EXERCISE DESCRIPTION. Gather every line from the entries below that includes "title".

Records about charts and figures:
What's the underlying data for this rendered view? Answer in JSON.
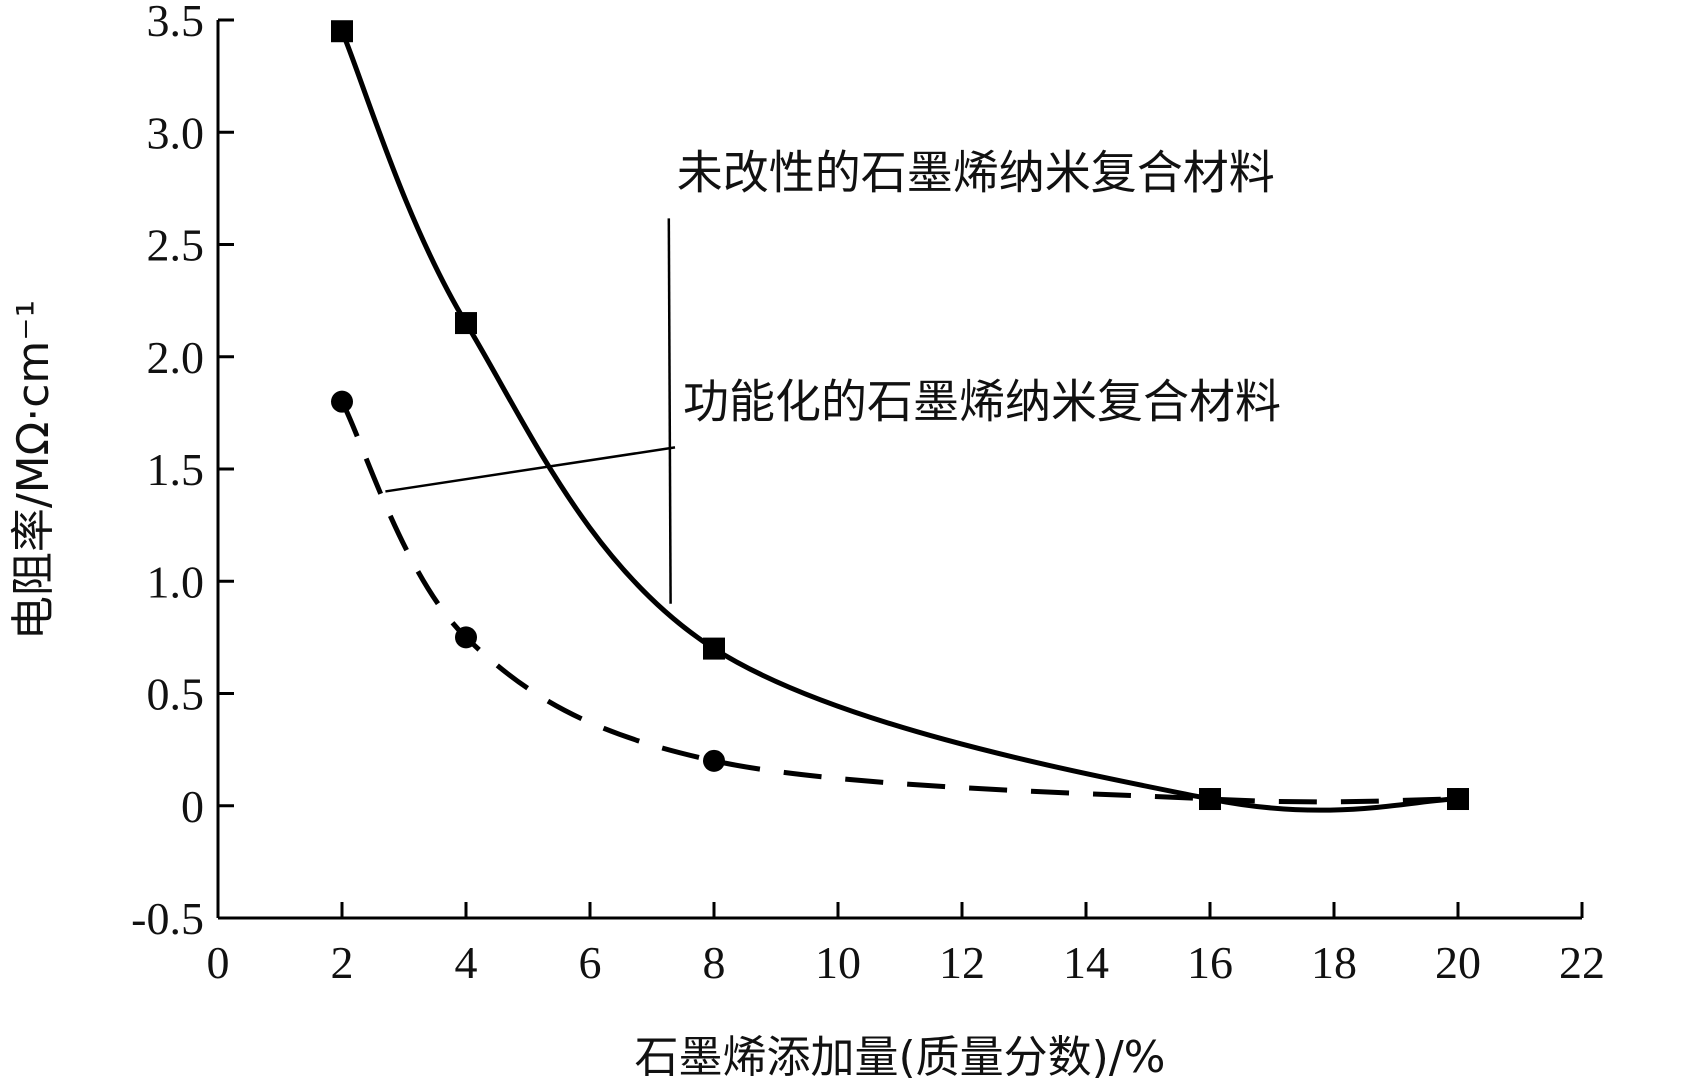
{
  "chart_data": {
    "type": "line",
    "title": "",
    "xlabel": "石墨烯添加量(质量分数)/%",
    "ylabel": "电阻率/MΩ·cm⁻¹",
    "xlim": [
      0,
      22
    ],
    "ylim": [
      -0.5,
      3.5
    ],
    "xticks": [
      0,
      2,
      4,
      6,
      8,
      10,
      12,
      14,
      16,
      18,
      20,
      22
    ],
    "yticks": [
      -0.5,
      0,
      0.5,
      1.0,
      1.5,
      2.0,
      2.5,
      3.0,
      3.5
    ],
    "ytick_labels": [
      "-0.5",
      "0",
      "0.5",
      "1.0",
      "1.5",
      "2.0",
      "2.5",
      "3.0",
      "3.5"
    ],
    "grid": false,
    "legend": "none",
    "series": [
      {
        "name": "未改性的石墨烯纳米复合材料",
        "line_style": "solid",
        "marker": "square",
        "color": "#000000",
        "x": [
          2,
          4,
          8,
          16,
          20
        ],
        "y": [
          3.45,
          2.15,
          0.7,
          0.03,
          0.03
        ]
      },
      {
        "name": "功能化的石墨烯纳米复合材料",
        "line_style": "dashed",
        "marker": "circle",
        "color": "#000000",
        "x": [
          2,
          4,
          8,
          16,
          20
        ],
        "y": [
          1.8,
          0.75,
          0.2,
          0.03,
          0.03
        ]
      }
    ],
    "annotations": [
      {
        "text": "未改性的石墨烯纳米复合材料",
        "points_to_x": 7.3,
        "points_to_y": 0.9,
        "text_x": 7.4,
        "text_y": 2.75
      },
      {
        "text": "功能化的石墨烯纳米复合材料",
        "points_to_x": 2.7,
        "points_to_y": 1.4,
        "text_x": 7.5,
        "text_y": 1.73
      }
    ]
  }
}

...

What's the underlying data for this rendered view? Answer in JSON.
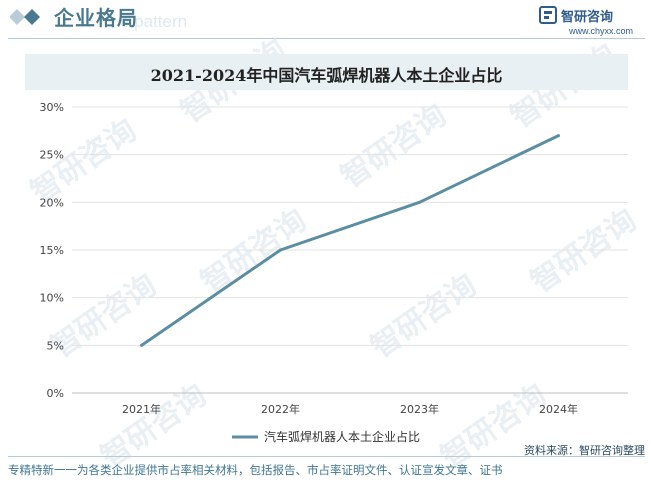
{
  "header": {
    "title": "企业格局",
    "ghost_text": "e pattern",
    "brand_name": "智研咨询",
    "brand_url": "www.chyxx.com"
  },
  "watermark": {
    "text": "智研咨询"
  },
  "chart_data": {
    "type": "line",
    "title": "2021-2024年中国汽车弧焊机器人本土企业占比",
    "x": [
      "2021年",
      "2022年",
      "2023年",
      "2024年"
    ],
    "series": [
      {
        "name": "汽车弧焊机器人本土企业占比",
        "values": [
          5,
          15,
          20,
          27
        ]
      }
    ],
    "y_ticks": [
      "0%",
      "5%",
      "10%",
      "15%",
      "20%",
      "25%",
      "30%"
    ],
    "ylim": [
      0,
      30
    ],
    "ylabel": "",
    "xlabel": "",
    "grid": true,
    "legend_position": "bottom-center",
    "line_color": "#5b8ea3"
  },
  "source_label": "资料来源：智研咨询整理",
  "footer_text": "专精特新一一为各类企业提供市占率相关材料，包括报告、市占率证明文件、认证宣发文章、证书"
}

--

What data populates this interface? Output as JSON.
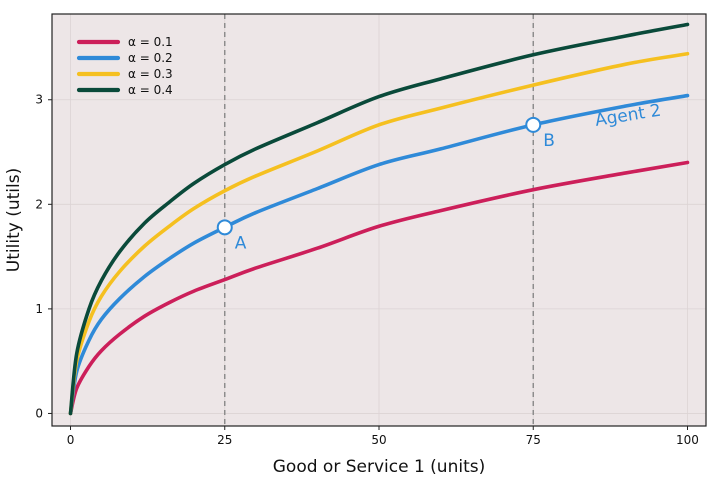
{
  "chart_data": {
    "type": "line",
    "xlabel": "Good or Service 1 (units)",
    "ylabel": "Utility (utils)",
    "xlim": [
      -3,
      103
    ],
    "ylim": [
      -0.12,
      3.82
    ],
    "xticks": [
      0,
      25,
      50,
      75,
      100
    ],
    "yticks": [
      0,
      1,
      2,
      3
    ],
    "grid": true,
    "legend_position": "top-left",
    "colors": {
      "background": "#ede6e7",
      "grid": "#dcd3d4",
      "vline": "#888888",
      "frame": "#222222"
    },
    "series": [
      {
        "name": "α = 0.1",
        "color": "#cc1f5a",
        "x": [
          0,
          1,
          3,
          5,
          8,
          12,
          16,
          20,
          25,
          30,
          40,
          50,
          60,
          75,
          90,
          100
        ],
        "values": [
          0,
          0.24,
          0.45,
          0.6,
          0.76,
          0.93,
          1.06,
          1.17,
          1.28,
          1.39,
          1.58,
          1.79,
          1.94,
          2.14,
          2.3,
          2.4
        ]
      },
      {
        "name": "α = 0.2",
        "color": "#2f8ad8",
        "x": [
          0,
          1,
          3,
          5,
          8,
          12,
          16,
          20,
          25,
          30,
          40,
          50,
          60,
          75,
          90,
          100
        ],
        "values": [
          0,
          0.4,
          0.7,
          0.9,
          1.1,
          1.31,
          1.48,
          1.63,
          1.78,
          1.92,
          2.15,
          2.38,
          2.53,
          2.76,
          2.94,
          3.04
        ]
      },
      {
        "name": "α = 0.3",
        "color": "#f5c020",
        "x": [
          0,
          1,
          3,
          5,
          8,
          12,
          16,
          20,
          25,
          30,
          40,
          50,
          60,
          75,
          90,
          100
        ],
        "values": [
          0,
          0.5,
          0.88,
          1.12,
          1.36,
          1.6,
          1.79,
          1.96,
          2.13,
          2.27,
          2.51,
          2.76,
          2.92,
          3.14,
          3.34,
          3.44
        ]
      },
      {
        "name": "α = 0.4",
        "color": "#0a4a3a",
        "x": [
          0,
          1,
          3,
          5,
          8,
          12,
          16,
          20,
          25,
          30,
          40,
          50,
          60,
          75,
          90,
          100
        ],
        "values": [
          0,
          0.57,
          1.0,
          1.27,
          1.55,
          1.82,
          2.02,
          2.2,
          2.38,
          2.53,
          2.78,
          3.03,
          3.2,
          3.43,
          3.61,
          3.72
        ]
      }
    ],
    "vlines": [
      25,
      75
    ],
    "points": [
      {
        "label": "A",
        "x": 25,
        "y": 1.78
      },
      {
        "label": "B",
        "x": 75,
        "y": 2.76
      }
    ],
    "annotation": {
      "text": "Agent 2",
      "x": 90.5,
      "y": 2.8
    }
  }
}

FINISHED ANSWER.
    "title": "",
    "title": "企业格局",
    "title": "2021-2024年中国汽车弧焊机器人本土企业占比",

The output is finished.